## [INPUT MATERIAL]

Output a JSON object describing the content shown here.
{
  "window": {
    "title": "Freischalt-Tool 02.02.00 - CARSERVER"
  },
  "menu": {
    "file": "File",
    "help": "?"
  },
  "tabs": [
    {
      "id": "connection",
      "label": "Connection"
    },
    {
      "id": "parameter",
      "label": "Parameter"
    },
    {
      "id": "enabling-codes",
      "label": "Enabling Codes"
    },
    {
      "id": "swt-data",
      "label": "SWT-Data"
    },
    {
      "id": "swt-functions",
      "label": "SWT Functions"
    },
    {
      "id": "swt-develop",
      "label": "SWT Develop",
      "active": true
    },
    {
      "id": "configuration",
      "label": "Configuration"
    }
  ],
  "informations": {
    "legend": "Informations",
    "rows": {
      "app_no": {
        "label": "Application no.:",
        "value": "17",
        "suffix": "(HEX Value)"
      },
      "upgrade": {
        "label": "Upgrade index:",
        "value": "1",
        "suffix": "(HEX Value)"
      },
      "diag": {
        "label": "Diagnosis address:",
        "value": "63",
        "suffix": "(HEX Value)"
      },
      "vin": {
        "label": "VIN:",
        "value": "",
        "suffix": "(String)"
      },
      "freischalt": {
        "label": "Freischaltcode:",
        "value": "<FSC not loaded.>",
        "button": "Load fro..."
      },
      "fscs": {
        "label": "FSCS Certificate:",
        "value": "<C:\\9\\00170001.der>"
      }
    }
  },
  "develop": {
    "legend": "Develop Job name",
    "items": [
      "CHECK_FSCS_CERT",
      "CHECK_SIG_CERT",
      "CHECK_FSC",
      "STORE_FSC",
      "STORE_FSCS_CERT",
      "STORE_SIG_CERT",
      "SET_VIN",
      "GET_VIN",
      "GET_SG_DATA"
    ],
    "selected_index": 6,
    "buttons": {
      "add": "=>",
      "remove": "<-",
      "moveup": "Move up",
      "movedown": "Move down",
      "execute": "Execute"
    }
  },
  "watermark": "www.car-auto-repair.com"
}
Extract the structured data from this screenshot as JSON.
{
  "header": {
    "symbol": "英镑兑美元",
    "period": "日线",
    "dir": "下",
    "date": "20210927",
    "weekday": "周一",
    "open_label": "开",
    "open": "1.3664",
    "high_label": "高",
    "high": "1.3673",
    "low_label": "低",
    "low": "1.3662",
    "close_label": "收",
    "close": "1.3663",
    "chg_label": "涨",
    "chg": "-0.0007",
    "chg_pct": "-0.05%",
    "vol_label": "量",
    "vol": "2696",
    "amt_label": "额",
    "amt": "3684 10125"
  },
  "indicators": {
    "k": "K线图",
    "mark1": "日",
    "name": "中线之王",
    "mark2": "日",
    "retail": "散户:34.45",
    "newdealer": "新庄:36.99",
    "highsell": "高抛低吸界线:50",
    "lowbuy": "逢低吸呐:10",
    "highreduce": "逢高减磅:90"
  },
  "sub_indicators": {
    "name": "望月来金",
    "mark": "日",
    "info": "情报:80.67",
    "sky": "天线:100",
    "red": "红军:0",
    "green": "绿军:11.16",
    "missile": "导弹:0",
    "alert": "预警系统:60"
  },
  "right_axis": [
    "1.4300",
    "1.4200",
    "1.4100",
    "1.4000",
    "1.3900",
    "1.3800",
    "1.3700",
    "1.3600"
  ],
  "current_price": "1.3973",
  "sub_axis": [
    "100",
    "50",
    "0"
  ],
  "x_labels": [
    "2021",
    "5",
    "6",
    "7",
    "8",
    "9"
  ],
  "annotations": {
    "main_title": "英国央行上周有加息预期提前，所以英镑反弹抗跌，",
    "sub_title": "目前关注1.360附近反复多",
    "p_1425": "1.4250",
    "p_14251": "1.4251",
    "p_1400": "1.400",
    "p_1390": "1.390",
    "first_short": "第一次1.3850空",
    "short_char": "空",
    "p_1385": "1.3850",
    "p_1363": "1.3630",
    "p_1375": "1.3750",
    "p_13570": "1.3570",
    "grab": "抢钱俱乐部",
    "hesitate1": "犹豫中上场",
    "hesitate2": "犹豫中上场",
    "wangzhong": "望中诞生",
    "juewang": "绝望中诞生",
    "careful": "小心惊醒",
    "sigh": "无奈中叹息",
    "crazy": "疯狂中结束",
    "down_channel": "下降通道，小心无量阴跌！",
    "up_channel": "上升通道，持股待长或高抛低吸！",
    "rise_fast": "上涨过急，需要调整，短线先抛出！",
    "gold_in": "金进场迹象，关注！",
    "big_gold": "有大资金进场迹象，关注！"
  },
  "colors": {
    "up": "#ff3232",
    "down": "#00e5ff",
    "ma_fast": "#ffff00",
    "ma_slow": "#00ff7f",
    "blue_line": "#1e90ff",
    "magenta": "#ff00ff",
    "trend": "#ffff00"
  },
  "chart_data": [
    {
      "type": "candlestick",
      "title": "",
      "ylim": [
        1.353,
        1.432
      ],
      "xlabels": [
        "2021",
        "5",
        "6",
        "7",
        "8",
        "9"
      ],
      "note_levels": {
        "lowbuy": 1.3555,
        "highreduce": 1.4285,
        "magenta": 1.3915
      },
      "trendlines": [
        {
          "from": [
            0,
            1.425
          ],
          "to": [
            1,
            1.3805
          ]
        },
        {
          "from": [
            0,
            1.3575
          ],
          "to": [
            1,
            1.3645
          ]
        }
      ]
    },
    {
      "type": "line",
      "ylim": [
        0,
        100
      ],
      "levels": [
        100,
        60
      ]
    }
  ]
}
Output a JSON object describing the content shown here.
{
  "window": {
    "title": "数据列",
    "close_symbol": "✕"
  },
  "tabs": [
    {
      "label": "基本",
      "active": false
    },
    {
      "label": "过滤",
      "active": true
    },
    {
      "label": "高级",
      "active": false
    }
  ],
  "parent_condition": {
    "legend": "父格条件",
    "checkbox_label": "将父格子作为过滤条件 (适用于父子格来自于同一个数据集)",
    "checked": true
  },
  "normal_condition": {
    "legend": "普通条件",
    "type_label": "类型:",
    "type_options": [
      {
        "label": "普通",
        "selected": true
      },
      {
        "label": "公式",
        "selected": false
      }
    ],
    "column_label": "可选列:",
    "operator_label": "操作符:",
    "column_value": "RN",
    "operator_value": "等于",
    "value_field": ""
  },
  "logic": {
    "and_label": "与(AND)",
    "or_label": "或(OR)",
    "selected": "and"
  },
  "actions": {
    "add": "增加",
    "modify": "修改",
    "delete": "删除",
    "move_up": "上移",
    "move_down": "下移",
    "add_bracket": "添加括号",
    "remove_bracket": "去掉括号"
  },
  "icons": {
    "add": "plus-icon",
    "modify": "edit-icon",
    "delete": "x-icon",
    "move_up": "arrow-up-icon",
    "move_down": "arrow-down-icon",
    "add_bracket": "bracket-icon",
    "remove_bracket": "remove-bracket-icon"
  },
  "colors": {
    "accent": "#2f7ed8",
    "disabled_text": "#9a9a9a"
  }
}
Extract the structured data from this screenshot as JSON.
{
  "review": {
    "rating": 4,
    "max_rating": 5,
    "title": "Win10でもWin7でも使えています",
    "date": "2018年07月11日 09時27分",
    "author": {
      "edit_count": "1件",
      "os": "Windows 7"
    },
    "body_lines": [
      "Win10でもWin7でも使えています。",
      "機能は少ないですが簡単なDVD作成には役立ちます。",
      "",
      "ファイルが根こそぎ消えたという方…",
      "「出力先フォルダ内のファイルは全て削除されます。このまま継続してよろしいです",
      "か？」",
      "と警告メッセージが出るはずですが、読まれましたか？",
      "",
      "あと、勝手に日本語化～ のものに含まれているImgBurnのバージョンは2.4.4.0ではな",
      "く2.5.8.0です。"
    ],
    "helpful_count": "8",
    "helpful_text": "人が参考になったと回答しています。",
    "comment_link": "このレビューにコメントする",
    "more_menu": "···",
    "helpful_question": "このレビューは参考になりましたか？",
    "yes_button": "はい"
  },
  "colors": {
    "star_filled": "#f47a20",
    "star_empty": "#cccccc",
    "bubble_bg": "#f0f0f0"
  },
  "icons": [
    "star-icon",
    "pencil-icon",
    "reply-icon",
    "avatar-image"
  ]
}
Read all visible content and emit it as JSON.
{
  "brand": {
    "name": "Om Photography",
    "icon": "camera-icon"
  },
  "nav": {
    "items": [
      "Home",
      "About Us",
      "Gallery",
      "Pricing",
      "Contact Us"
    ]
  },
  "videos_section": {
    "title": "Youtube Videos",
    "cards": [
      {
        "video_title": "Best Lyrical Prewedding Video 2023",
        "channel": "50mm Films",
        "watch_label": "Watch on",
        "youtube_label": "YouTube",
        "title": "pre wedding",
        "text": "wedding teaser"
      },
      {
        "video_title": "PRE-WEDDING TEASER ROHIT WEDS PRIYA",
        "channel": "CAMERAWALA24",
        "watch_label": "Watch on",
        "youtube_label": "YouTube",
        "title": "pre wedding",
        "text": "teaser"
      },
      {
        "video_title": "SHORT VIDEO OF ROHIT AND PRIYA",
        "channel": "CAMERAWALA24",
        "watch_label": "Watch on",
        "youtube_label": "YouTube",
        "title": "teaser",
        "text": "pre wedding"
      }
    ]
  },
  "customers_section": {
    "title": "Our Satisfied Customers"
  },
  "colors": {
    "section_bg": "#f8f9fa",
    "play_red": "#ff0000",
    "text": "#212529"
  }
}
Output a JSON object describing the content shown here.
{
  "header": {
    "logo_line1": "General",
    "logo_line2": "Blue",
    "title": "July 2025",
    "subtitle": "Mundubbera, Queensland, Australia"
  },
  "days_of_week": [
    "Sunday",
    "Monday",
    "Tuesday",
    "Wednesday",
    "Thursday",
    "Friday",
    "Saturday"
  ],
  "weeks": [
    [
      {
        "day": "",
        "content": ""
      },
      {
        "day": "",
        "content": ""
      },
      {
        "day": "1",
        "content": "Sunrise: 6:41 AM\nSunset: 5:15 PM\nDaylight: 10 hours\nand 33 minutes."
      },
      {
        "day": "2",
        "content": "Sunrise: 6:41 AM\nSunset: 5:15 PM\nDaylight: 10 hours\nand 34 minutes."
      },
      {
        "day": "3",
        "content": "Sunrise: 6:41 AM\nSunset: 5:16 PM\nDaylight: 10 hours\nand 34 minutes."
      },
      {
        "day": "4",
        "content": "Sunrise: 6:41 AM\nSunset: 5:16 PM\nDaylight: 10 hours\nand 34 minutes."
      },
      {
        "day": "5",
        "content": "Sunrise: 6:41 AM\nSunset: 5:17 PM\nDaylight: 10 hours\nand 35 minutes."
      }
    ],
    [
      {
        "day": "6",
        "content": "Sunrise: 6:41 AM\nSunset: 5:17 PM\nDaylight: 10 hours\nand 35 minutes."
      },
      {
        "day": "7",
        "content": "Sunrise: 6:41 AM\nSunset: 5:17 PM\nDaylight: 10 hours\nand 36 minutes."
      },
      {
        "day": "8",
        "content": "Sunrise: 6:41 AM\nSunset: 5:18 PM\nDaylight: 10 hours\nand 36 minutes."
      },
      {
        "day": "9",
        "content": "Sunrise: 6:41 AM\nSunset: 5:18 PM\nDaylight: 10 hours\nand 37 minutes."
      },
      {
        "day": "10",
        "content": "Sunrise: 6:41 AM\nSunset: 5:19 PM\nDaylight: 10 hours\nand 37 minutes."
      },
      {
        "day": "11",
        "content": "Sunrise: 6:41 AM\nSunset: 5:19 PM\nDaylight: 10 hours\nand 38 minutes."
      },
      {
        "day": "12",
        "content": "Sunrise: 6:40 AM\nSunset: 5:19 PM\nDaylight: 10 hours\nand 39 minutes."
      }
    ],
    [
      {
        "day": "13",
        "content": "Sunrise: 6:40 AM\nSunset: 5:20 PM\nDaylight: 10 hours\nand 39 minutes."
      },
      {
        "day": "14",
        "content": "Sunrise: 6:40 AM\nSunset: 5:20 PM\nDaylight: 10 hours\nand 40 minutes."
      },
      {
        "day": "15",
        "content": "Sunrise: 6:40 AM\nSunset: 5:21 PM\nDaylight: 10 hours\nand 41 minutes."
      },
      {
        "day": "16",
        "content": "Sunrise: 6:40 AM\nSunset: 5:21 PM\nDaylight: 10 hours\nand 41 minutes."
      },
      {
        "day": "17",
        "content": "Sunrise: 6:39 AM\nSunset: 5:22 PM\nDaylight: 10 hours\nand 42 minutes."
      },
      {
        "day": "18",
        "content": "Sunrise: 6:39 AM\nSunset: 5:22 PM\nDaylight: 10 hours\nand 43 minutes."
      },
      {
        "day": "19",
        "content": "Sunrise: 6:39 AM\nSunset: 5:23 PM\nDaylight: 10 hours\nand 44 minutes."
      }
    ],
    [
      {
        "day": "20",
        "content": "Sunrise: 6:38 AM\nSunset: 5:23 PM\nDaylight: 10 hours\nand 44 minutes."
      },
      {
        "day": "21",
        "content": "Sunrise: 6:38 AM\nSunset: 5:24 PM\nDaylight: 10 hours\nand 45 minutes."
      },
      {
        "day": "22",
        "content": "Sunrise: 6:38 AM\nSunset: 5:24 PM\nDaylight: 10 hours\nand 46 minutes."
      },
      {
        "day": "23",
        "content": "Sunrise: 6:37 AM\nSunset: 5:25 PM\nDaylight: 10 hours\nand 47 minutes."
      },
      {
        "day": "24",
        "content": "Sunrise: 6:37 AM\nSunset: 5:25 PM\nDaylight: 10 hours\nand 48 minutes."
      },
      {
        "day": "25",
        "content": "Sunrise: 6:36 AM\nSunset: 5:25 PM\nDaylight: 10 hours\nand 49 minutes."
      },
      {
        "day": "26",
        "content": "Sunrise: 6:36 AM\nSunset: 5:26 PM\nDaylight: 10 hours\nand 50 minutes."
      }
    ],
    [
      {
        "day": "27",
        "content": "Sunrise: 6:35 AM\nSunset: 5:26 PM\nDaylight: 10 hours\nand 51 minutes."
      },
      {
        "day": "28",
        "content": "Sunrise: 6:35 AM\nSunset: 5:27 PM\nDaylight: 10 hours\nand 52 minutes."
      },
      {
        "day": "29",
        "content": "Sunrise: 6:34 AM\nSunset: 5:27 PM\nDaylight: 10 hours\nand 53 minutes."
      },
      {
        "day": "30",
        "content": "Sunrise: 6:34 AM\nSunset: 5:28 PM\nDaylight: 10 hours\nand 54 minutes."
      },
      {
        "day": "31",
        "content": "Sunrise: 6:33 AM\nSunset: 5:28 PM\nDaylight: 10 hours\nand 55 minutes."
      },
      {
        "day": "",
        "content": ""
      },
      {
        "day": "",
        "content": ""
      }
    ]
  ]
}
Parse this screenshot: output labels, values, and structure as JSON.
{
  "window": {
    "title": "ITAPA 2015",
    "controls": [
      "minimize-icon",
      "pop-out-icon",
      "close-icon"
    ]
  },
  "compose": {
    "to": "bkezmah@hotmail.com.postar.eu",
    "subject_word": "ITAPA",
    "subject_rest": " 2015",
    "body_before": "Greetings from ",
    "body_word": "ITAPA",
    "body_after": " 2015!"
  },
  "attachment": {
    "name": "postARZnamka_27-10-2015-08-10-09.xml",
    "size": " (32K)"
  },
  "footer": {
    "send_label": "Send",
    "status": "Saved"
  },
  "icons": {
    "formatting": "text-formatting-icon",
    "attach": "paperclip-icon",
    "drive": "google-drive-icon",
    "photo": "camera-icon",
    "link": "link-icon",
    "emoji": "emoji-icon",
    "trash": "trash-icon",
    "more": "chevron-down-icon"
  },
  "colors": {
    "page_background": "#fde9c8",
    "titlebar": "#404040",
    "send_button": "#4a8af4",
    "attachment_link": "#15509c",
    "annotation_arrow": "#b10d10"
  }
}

## [SHORT TASK]
Look through the material and say how many lines hold "ITAPA". Give the number only.

## [COMPLETE OUTPUT]
3